**OBJECTIVE**. Check every line in the records below for the word "resistant" and report how many have it, nothing more.

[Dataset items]
++++++++

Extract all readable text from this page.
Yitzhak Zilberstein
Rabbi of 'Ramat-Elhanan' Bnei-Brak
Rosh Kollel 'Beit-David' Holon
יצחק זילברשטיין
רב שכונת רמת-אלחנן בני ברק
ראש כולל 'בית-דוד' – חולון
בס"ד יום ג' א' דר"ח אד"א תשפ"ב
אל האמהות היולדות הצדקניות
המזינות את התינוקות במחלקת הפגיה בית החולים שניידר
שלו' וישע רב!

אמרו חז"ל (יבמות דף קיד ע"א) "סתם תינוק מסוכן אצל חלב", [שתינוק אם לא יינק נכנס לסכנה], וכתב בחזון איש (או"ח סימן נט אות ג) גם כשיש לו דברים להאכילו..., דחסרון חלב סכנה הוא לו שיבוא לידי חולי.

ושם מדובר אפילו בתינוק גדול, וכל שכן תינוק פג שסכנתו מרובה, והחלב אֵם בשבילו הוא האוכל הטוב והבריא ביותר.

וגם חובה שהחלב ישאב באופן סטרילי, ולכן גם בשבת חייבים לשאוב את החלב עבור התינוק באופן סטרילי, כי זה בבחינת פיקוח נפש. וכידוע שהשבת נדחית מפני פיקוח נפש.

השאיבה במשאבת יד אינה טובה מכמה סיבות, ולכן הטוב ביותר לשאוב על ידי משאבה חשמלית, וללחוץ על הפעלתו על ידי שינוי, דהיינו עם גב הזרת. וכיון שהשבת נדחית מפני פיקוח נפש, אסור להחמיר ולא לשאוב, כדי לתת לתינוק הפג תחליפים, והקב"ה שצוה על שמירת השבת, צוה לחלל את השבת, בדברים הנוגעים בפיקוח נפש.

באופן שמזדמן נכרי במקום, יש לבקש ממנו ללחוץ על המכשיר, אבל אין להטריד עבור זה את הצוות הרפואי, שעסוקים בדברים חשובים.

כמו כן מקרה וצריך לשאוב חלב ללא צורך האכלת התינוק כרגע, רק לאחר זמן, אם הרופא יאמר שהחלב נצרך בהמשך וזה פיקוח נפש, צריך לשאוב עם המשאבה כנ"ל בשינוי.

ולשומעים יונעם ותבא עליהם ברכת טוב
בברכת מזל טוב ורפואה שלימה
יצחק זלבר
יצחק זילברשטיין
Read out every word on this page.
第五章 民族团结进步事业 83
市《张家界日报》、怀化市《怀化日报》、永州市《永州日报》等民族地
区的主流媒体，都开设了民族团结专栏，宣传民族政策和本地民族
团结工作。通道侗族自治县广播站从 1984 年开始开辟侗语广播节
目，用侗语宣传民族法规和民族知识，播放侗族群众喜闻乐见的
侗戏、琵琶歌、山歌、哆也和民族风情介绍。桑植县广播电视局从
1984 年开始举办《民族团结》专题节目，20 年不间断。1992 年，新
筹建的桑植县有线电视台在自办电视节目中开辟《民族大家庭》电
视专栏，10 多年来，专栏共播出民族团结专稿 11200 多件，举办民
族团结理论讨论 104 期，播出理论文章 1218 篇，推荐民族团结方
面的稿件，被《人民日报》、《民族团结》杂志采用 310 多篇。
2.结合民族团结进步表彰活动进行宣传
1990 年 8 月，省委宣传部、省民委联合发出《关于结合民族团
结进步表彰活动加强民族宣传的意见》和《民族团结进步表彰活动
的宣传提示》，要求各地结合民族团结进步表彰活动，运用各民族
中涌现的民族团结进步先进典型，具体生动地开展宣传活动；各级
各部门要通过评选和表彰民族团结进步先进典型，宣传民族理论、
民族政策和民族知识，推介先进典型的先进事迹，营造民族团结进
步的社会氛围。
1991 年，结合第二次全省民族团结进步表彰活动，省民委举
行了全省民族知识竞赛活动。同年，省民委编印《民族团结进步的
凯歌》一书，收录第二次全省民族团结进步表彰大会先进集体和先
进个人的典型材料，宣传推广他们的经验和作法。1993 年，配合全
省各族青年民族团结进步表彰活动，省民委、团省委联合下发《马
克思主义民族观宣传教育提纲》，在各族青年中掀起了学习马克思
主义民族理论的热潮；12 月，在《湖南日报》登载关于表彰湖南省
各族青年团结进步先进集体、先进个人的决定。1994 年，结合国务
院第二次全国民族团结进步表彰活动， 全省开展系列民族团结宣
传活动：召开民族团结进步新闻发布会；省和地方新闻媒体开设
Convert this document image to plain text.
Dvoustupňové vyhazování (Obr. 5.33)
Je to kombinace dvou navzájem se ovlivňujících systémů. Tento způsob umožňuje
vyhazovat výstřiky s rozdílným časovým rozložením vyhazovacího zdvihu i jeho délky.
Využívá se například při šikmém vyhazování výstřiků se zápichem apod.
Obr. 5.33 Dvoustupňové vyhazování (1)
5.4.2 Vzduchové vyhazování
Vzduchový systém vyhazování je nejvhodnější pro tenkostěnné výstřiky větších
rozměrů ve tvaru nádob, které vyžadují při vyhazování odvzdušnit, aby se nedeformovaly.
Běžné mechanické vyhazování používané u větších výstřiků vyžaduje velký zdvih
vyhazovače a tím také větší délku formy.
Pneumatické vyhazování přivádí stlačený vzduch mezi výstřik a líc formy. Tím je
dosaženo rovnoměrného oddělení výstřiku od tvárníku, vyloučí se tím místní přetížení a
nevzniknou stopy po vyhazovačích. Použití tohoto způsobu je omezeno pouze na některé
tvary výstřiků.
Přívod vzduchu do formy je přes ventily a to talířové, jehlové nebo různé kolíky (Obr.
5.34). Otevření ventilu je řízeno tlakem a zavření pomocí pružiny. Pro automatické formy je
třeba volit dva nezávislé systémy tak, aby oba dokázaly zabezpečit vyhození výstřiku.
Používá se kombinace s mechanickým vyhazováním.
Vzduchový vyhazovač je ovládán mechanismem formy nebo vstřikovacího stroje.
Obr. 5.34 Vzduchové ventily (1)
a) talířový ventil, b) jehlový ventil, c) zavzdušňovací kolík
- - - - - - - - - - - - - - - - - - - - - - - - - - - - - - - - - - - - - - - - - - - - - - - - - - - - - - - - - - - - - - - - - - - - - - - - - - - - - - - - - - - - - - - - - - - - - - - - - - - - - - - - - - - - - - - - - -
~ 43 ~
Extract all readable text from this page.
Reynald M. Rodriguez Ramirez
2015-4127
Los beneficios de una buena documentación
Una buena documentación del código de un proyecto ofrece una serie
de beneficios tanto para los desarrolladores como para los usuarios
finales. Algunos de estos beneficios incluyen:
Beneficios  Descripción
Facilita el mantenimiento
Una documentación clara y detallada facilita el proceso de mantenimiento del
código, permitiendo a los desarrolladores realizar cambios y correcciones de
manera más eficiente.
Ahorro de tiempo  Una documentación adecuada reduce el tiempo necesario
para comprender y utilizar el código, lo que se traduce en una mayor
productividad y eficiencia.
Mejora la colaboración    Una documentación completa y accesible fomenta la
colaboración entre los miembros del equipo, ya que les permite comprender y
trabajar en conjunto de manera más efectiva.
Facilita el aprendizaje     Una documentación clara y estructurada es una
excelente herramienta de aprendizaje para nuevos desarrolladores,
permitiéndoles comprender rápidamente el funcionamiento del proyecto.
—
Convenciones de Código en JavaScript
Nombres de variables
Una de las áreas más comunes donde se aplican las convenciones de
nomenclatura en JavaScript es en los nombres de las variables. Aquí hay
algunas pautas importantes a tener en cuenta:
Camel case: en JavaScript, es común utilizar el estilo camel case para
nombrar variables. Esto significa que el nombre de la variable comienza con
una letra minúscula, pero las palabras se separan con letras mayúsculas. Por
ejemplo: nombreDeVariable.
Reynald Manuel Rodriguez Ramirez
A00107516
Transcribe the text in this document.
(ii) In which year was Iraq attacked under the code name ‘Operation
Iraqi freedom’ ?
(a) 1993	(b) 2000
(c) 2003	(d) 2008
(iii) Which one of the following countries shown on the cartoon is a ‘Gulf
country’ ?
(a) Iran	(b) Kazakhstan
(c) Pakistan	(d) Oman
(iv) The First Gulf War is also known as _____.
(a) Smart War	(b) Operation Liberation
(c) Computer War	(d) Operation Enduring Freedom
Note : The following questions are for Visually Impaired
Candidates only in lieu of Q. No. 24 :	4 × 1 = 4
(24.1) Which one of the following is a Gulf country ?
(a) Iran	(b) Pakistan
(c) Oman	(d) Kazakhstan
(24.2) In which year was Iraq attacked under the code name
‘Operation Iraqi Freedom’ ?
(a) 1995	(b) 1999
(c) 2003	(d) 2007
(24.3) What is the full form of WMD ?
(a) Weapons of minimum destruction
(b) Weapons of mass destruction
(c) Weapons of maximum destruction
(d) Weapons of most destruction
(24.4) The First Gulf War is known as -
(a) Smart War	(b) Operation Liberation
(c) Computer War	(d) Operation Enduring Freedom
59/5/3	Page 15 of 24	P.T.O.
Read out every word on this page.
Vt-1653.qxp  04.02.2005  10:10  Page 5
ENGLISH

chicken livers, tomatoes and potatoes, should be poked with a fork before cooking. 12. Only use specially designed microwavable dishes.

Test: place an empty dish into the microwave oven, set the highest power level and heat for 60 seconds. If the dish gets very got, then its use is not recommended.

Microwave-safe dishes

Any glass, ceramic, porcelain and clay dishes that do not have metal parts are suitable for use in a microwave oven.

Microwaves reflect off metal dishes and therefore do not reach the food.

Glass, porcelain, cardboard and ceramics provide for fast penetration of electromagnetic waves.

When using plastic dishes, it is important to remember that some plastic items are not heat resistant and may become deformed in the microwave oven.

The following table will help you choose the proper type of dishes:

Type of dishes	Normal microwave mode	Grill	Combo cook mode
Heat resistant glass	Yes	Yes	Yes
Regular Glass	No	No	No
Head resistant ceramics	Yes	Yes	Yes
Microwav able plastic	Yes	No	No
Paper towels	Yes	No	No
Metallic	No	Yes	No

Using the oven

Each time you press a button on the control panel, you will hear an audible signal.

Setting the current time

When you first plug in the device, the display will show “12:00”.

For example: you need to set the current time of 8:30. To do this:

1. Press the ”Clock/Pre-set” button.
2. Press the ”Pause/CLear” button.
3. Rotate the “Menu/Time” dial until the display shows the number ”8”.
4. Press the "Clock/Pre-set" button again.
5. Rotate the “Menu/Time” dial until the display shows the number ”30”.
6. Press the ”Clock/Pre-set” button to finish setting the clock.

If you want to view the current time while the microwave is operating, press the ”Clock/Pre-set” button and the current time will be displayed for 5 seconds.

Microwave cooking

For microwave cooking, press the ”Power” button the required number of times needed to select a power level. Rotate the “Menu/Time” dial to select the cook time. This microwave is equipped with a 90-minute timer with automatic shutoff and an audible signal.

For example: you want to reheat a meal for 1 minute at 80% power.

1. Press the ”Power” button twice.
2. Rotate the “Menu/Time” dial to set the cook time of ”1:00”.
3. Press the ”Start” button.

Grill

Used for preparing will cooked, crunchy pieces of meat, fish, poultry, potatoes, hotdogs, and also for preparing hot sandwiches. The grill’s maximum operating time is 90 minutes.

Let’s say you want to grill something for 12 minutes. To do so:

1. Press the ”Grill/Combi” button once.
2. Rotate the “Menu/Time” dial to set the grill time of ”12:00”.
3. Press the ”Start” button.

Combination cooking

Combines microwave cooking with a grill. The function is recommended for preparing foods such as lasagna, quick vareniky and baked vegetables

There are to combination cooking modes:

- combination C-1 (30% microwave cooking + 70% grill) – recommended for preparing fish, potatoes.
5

++++++++

**TASK ANSWER**. 3